───── RECORDS FOR THE TASK

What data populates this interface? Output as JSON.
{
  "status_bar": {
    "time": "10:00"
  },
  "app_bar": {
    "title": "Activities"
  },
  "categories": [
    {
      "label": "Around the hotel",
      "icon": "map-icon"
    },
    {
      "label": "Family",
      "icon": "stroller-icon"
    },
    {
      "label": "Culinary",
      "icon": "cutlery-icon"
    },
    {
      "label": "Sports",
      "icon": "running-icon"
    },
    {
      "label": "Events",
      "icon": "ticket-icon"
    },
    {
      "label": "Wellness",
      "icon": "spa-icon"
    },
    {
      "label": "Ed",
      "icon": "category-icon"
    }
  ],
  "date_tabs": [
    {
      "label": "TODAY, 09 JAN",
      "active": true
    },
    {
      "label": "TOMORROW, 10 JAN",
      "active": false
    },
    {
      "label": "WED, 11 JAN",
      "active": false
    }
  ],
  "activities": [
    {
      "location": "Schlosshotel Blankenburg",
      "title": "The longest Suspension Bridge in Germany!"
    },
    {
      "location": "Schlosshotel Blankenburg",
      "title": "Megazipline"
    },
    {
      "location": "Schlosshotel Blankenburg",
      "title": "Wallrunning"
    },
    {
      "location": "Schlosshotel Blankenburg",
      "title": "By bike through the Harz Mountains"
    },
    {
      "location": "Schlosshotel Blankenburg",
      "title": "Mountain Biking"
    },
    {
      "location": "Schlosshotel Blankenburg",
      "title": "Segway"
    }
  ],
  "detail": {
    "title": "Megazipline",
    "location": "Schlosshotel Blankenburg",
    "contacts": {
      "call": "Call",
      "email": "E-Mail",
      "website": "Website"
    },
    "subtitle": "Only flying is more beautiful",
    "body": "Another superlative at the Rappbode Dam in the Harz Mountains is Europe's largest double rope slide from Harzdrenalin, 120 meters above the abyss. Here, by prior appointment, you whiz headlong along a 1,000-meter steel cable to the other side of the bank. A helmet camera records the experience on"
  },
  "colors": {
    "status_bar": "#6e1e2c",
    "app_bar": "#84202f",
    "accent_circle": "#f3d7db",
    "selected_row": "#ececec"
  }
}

──────────

▶ _THE EXERCISE_: Identify which lines contain the word "Harz" and copy each one.

▶ _WRITTEN RESPONSE_:
      "title": "By bike through the Harz Mountains"
    "body": "Another superlative at the Rappbode Dam in the Harz Mountains is Europe's largest double rope slide from Harzdrenalin, 120 meters above the abyss. Here, by prior appointment, you whiz headlong along a 1,000-meter steel cable to the other side of the bank. A helmet camera records the experience on"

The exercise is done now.